**Directive**
What lines of the data include the string "color"? Copy them all.

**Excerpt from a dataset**
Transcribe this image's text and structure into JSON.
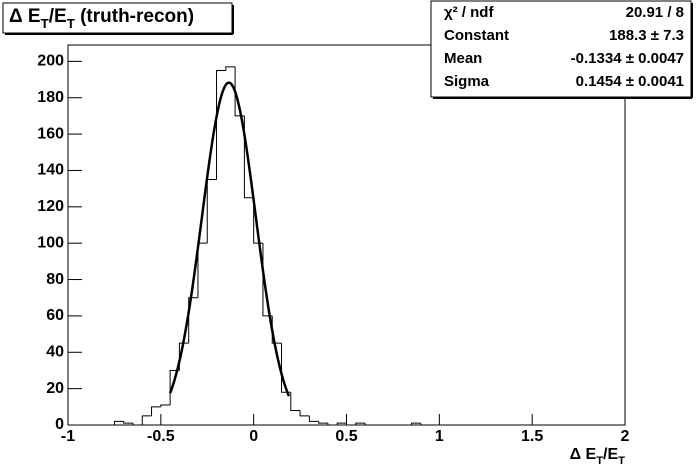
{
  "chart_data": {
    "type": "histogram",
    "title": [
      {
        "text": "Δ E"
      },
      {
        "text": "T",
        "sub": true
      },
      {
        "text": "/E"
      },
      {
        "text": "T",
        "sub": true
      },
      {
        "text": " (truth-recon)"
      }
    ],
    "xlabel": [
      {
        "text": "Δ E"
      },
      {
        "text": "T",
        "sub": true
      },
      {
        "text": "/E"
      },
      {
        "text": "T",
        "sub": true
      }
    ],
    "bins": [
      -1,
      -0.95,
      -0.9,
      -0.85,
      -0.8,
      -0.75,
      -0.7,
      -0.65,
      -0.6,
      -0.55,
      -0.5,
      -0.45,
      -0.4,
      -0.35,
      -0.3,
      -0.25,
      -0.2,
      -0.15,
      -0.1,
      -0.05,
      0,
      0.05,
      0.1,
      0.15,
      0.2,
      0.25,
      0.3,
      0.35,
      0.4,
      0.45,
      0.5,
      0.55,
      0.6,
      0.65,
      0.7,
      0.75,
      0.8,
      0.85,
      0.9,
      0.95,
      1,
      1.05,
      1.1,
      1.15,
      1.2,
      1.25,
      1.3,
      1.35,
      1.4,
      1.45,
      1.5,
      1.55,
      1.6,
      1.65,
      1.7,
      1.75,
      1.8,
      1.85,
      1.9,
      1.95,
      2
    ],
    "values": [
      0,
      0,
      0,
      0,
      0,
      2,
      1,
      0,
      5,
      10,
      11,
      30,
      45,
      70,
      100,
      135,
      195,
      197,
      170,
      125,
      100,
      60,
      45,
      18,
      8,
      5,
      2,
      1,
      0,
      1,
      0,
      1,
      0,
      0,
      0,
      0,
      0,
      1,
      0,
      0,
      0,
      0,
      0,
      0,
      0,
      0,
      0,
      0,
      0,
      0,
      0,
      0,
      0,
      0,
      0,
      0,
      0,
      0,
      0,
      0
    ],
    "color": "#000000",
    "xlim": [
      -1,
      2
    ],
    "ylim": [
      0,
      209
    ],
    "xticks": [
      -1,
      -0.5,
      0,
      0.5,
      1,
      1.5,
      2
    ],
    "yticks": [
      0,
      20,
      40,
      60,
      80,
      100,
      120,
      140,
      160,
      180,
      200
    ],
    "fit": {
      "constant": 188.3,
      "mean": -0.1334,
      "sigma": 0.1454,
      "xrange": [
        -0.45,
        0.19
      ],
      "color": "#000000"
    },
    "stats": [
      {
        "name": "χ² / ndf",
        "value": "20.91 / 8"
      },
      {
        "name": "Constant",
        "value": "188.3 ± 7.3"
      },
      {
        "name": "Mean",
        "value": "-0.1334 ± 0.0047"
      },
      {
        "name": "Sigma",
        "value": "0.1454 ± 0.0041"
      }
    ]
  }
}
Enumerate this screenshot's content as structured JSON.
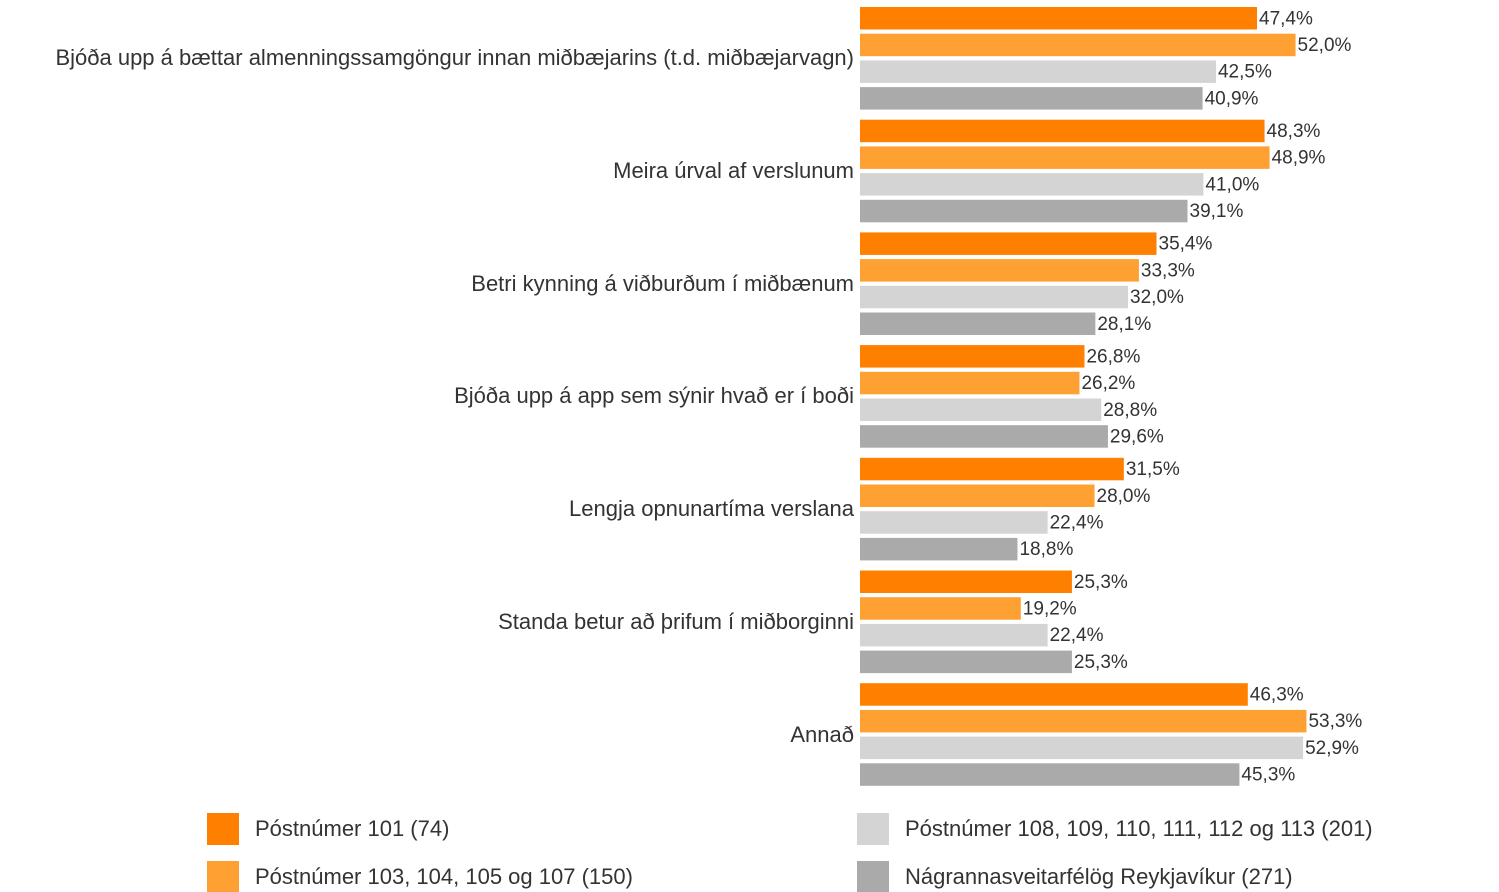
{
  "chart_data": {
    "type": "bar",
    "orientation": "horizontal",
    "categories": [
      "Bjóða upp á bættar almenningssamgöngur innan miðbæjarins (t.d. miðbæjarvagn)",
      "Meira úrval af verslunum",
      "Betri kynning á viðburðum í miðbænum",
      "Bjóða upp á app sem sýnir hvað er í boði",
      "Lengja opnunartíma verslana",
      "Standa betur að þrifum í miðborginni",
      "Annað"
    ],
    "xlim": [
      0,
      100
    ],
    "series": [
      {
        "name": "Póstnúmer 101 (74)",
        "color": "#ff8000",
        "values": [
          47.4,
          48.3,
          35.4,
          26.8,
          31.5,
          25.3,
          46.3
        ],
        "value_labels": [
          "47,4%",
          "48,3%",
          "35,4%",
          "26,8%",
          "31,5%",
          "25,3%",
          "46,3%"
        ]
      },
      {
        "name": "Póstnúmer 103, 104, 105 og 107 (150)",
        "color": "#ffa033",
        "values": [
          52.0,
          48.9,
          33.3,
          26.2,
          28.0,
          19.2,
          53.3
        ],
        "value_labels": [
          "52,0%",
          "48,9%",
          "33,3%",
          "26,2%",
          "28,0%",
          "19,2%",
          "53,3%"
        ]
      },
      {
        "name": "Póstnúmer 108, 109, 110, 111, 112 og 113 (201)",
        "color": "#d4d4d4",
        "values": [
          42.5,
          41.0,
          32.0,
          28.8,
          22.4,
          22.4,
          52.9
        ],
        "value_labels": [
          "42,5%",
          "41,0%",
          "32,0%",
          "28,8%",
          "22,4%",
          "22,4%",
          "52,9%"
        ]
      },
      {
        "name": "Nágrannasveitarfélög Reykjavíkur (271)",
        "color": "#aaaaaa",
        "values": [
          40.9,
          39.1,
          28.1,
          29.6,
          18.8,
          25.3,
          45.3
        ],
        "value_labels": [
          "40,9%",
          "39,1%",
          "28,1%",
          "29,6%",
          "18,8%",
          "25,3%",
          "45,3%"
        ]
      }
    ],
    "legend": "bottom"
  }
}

**Expected answer**
    "color": "#000000",
      "color": "#000000"
        "color": "#ff8000",
        "color": "#ffa033",
        "color": "#d4d4d4",
        "color": "#aaaaaa",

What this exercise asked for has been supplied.